Rewrite the records from the first line through the line containing "bar-sites-day-17 <box>237 269 247 277</box>", changing every "x-tick-label" to "x-axis-label" and leaving all else unchanged.

═══

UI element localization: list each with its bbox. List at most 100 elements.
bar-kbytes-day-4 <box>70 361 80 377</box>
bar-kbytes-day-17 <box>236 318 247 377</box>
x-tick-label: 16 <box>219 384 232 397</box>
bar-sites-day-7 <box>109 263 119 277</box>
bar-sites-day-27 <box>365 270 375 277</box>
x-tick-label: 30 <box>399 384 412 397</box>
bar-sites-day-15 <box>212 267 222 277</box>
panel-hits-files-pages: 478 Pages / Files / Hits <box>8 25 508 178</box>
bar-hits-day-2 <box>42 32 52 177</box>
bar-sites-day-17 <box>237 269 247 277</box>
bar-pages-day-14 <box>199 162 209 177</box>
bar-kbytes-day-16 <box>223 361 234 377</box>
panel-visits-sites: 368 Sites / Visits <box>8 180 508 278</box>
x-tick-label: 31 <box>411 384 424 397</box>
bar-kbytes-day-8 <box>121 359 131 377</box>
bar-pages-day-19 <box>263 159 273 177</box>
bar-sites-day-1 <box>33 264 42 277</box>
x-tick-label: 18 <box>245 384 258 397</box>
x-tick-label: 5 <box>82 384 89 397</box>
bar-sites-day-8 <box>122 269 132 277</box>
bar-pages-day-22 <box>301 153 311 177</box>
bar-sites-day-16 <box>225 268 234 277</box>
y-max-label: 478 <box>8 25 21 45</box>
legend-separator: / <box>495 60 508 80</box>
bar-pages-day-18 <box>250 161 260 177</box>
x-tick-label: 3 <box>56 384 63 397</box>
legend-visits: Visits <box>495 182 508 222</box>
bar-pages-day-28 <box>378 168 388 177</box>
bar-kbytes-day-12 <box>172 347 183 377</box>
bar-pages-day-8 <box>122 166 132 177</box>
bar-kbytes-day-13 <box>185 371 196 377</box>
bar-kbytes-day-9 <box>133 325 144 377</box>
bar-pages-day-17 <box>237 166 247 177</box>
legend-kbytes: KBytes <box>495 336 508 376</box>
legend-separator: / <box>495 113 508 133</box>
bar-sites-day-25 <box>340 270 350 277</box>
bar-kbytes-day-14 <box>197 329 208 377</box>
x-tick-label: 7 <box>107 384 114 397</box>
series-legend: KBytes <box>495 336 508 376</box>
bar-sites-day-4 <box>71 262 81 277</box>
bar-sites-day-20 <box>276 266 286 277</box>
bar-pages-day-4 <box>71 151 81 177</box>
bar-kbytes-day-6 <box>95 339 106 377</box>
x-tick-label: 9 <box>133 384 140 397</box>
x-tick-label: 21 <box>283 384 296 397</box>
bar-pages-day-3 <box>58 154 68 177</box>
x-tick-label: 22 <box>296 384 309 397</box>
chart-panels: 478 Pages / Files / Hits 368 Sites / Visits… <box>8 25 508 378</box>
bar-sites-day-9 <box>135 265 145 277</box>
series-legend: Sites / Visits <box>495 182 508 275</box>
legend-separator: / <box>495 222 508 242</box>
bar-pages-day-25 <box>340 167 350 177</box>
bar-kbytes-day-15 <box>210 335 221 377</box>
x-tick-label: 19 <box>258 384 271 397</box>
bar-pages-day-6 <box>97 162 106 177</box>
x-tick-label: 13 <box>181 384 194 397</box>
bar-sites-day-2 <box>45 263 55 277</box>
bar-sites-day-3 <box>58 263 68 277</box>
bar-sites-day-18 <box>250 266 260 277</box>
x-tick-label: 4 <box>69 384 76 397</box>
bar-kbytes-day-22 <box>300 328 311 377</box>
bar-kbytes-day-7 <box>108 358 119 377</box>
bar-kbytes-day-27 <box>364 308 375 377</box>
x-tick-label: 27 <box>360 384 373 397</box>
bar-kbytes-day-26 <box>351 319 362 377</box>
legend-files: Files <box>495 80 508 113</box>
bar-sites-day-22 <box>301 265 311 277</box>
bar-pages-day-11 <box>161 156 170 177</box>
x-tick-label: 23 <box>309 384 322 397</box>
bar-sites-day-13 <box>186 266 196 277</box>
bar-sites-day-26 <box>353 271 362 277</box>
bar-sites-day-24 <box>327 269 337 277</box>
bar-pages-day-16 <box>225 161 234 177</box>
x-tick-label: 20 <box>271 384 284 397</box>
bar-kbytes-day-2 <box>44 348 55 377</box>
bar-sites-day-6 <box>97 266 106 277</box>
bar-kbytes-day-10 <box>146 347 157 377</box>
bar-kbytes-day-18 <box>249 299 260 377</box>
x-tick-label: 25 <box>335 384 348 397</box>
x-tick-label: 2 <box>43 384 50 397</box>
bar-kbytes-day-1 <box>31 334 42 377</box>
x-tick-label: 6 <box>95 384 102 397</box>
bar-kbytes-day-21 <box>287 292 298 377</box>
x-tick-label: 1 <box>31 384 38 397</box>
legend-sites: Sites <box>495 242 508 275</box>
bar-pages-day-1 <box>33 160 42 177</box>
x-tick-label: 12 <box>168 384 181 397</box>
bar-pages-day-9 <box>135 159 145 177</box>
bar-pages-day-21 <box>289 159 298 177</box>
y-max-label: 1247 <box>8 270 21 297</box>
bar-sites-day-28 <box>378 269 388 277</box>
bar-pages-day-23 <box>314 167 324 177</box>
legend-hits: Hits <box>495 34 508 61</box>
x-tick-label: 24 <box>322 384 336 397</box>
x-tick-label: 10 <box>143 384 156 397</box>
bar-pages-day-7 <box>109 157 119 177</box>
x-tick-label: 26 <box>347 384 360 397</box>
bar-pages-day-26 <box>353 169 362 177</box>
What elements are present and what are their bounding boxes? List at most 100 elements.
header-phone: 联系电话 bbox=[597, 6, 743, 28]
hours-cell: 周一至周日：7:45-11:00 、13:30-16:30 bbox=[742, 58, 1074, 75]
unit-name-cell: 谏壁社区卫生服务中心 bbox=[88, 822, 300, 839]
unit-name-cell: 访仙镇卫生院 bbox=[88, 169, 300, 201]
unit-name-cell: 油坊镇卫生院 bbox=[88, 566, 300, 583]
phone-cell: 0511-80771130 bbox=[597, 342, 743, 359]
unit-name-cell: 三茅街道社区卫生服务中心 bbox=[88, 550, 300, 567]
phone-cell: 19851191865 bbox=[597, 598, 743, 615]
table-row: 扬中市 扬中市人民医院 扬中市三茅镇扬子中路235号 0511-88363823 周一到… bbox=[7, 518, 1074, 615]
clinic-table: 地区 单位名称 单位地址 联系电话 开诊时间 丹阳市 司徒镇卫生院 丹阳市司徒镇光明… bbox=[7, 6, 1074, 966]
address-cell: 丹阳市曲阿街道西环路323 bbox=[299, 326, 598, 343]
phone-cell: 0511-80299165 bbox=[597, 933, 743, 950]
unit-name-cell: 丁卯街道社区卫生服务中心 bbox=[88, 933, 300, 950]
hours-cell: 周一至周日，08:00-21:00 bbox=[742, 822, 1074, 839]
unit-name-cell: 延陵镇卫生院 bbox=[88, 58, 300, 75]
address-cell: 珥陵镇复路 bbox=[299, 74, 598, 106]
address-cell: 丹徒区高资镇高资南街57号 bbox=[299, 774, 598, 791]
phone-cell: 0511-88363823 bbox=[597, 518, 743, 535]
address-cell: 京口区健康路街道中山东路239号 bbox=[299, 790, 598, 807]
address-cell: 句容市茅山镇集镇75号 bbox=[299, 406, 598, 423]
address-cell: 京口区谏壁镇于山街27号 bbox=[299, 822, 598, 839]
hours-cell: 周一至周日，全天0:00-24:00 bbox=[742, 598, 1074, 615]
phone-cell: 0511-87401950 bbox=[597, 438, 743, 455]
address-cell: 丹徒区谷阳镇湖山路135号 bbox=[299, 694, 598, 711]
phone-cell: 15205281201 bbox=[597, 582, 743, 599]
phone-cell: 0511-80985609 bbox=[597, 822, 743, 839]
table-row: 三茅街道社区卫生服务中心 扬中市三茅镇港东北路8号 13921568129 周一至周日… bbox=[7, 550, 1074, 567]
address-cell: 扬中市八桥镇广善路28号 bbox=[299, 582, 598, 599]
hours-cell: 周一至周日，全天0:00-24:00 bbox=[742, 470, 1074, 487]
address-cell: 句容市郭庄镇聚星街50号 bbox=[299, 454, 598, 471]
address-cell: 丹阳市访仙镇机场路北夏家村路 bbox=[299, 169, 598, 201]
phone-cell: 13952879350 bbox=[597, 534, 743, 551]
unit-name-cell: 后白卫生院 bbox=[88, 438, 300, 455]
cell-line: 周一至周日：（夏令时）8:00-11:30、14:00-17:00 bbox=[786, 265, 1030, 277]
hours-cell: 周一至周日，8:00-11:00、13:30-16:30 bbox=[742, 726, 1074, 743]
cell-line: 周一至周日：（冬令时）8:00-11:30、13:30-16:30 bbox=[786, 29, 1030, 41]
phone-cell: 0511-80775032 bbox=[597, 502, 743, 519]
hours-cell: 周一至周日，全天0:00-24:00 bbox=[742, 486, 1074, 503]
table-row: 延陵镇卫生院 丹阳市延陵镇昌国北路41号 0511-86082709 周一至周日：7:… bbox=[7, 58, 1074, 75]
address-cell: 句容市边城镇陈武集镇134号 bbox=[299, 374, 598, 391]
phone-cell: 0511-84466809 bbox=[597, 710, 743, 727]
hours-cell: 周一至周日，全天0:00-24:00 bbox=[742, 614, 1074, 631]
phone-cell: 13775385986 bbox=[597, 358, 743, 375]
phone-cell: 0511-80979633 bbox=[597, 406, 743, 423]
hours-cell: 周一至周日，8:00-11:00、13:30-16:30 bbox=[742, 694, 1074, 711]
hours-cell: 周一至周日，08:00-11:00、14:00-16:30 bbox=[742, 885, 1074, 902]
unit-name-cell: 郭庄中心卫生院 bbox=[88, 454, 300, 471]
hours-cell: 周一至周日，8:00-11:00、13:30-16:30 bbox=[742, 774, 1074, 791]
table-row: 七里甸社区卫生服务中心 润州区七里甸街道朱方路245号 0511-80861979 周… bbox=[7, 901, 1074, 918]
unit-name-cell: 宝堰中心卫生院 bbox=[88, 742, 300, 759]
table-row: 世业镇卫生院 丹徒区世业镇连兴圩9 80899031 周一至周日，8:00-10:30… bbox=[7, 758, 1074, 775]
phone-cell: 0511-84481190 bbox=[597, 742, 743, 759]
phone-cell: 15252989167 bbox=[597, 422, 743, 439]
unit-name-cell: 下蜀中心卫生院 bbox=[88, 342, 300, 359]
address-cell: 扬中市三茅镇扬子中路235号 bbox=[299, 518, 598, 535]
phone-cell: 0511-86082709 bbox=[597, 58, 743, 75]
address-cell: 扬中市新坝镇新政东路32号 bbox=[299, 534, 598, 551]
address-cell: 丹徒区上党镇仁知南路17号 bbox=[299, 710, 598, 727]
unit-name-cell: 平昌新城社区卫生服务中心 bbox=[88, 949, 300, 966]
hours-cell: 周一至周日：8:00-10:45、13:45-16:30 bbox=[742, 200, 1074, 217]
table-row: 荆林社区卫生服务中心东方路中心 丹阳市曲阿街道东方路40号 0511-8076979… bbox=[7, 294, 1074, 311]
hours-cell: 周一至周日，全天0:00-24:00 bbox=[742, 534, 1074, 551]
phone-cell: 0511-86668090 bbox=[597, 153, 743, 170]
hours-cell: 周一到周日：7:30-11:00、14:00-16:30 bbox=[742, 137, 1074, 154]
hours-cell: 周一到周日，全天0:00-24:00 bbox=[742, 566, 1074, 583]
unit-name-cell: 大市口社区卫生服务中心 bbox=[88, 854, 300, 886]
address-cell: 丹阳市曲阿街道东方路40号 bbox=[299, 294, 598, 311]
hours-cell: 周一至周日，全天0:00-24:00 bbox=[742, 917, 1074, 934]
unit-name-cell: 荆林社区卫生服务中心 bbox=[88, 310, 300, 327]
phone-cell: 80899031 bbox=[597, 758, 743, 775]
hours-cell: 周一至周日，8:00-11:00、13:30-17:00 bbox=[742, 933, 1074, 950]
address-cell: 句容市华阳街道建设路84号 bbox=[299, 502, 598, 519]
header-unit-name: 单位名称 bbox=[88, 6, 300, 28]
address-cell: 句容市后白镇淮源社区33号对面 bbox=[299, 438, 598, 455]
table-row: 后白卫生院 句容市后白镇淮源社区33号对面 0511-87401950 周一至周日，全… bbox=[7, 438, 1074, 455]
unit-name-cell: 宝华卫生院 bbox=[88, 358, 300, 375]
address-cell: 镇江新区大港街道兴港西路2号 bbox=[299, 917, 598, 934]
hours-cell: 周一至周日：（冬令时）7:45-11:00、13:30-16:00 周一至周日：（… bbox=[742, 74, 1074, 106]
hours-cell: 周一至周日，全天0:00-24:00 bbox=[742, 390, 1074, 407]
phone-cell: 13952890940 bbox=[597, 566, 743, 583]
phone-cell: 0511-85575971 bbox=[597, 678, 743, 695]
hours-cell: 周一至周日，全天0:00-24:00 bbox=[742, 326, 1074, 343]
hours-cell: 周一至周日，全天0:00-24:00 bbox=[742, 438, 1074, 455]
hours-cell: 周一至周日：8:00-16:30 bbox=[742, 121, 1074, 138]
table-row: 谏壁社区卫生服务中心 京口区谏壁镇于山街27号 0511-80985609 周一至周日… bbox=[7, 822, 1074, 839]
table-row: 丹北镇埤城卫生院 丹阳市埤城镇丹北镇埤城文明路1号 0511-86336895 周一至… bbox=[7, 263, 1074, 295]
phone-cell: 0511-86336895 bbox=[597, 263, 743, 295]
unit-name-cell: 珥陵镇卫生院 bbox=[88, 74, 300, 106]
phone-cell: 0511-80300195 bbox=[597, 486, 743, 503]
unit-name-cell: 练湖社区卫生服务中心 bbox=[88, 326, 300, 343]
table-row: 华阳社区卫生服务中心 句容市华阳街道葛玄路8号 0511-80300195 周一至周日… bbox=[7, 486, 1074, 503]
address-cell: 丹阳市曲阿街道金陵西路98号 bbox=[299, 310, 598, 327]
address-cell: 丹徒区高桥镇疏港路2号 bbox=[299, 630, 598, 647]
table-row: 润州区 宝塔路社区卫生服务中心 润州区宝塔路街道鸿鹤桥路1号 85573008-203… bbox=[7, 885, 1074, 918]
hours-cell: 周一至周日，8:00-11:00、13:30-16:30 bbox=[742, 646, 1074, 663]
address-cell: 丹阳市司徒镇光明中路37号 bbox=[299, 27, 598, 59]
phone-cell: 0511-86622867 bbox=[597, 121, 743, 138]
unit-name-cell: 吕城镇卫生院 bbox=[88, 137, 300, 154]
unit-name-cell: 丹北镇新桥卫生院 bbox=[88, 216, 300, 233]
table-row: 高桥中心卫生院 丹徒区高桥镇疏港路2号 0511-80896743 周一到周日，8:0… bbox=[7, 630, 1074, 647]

═══

#### Written answer
UI element localization: list each with its bbox. List at most 100 elements.
bar-kbytes-day-4 <box>70 361 80 377</box>
bar-kbytes-day-17 <box>236 318 247 377</box>
x-axis-label: 16 <box>219 384 232 397</box>
bar-sites-day-7 <box>109 263 119 277</box>
bar-sites-day-27 <box>365 270 375 277</box>
x-axis-label: 30 <box>399 384 412 397</box>
bar-sites-day-15 <box>212 267 222 277</box>
panel-hits-files-pages: 478 Pages / Files / Hits <box>8 25 508 178</box>
bar-hits-day-2 <box>42 32 52 177</box>
bar-sites-day-17 <box>237 269 247 277</box>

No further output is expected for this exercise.